[Input records]
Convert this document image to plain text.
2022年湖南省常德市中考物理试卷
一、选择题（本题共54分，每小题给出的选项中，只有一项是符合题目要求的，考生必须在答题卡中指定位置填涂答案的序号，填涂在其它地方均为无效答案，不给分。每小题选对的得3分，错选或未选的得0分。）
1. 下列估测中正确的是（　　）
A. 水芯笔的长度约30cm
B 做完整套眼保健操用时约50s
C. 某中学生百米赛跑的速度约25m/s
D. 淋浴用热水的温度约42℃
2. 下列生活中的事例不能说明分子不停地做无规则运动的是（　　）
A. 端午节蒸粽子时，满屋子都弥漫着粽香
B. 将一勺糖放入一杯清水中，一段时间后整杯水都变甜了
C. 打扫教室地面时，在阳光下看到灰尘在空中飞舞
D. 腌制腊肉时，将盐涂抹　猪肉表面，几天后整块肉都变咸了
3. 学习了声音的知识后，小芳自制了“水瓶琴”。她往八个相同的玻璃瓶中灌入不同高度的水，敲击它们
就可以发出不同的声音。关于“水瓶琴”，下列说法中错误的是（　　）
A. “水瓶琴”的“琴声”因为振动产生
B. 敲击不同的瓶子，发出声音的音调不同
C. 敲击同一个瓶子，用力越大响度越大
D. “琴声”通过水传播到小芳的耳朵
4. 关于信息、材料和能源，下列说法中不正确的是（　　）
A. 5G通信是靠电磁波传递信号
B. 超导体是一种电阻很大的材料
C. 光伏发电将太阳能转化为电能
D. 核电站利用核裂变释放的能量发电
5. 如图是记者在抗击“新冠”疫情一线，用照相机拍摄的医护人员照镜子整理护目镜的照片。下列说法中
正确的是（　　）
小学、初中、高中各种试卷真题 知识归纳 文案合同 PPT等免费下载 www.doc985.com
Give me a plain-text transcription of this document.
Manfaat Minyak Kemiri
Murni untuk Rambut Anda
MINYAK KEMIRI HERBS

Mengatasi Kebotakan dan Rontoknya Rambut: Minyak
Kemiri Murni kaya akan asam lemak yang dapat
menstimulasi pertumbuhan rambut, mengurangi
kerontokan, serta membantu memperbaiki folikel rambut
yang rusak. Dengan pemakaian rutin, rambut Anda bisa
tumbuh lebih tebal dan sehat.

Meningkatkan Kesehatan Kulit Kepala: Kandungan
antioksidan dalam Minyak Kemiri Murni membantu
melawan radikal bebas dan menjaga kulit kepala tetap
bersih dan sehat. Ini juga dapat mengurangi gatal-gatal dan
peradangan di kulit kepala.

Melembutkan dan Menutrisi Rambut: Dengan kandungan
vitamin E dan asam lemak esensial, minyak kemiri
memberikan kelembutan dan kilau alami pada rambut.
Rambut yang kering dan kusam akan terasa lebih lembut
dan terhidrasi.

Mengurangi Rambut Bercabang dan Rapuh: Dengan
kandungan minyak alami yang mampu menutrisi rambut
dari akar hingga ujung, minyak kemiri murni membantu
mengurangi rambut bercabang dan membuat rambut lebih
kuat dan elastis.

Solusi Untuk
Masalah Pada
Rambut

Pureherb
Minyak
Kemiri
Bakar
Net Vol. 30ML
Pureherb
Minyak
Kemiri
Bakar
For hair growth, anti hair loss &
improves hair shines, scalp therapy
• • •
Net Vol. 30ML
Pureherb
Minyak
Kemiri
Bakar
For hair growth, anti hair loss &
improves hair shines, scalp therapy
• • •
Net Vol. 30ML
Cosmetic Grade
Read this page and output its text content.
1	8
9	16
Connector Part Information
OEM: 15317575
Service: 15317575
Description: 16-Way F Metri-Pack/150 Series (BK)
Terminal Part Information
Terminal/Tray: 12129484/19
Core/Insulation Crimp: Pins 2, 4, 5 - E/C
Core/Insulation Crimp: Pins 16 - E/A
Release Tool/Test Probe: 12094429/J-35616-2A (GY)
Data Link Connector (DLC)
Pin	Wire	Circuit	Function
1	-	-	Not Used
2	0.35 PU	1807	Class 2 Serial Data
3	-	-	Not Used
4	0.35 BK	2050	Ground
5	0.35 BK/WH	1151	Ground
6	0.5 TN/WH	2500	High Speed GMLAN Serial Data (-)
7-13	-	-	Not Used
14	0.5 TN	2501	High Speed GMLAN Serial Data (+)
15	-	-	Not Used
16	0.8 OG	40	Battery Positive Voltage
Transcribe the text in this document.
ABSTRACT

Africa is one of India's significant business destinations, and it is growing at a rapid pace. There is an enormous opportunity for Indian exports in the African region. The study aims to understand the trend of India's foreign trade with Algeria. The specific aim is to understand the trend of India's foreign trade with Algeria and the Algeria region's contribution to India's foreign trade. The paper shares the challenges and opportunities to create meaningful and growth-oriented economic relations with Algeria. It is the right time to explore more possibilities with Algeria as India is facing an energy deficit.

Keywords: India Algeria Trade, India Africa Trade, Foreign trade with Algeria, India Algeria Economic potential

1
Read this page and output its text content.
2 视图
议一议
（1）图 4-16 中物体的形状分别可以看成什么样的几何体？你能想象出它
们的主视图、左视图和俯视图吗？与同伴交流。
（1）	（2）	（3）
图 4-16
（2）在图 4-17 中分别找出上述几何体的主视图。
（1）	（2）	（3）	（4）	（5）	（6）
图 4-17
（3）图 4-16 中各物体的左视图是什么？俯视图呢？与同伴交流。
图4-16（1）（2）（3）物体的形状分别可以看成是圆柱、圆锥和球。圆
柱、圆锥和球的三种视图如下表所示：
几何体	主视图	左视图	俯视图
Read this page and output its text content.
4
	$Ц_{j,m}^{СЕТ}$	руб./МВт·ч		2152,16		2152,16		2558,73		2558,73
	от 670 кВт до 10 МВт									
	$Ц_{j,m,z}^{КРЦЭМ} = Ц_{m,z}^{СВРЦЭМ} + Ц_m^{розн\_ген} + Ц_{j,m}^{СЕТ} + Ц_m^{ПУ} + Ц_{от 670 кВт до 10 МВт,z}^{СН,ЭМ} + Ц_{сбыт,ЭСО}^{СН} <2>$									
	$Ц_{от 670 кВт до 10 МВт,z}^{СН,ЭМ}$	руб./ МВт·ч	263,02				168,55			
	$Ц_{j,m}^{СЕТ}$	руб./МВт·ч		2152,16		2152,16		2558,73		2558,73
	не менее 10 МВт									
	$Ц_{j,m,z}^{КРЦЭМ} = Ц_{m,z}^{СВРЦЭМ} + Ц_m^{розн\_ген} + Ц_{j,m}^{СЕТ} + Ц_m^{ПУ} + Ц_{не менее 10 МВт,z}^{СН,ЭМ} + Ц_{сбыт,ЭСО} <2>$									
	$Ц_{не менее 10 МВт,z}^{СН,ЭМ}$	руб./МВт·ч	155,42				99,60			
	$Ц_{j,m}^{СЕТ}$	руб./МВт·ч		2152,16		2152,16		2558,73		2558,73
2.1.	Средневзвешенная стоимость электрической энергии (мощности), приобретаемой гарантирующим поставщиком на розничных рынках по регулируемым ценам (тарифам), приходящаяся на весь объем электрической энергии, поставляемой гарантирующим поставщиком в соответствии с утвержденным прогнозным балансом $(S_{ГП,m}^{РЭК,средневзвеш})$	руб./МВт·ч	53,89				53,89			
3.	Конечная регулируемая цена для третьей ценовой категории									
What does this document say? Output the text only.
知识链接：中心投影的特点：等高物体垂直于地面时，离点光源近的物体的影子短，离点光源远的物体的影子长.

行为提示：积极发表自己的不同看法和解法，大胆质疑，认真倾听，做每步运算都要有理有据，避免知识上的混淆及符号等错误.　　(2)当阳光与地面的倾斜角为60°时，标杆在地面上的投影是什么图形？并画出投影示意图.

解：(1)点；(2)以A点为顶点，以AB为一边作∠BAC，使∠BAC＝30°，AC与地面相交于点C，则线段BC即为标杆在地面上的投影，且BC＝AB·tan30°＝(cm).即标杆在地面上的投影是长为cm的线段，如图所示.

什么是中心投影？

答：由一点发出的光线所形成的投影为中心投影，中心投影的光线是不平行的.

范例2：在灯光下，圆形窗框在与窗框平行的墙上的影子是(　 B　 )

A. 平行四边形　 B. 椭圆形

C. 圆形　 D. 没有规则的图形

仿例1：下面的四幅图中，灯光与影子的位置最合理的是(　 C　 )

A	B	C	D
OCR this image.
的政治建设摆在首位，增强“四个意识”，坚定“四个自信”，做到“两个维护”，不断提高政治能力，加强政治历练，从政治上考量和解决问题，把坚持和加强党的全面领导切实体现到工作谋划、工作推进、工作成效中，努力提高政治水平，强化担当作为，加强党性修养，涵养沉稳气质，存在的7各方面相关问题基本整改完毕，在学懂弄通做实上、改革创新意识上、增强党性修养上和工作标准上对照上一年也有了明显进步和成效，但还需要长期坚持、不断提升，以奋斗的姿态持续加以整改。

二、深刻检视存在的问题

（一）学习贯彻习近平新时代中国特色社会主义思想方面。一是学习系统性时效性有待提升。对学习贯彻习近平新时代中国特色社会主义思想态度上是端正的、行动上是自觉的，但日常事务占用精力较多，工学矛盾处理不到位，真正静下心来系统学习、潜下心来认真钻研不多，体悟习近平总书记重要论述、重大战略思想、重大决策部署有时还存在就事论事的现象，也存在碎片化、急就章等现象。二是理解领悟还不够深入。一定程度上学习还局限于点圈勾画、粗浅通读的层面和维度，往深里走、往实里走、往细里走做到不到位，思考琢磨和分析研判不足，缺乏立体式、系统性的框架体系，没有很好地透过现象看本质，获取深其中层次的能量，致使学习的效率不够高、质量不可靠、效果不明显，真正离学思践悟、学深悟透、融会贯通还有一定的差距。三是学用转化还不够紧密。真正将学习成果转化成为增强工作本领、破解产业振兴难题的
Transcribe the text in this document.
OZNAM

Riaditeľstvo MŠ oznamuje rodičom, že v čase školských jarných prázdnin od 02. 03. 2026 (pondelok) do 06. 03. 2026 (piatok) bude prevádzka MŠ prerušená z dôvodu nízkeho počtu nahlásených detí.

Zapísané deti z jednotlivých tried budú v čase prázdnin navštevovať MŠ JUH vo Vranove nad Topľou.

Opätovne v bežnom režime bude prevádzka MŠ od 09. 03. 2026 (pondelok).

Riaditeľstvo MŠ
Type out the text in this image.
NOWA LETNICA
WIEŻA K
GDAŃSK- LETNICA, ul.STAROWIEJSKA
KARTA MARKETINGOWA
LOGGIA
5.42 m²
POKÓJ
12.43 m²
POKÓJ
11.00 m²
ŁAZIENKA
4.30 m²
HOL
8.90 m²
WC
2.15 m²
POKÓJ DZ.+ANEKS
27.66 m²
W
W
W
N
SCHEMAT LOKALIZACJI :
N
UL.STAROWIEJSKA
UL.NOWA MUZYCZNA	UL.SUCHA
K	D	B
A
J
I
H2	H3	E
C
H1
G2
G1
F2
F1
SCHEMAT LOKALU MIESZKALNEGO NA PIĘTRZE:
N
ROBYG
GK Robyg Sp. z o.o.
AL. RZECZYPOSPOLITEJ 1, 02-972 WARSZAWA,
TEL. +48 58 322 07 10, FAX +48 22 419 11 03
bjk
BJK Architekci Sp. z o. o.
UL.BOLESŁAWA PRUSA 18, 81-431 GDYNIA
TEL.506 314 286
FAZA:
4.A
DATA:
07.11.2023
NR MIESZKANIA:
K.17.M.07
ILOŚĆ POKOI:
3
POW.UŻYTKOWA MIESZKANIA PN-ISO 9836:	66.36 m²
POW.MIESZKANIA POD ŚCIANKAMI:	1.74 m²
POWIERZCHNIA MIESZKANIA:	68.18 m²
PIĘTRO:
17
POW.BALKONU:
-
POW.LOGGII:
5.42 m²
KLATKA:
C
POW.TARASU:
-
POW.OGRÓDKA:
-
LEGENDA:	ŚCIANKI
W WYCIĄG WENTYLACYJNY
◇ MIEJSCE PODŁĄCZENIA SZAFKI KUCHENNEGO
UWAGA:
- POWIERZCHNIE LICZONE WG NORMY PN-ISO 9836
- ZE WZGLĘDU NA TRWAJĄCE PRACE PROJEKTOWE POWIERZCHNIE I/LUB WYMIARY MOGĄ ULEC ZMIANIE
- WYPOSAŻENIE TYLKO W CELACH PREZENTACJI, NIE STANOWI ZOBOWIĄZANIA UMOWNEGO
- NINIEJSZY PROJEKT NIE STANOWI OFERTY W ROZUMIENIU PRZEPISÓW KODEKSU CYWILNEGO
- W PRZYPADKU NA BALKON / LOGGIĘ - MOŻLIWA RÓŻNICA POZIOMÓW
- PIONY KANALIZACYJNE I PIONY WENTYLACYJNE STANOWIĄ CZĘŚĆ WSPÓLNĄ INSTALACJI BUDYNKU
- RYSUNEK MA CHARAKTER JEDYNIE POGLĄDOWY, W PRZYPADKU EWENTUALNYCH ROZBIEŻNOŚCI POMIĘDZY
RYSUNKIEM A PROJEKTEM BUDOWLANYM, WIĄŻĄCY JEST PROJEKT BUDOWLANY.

[The exercise]
Every line of the listing that holds "Insulation" is to be counted; give only the resulting number.

[Exercise response]
2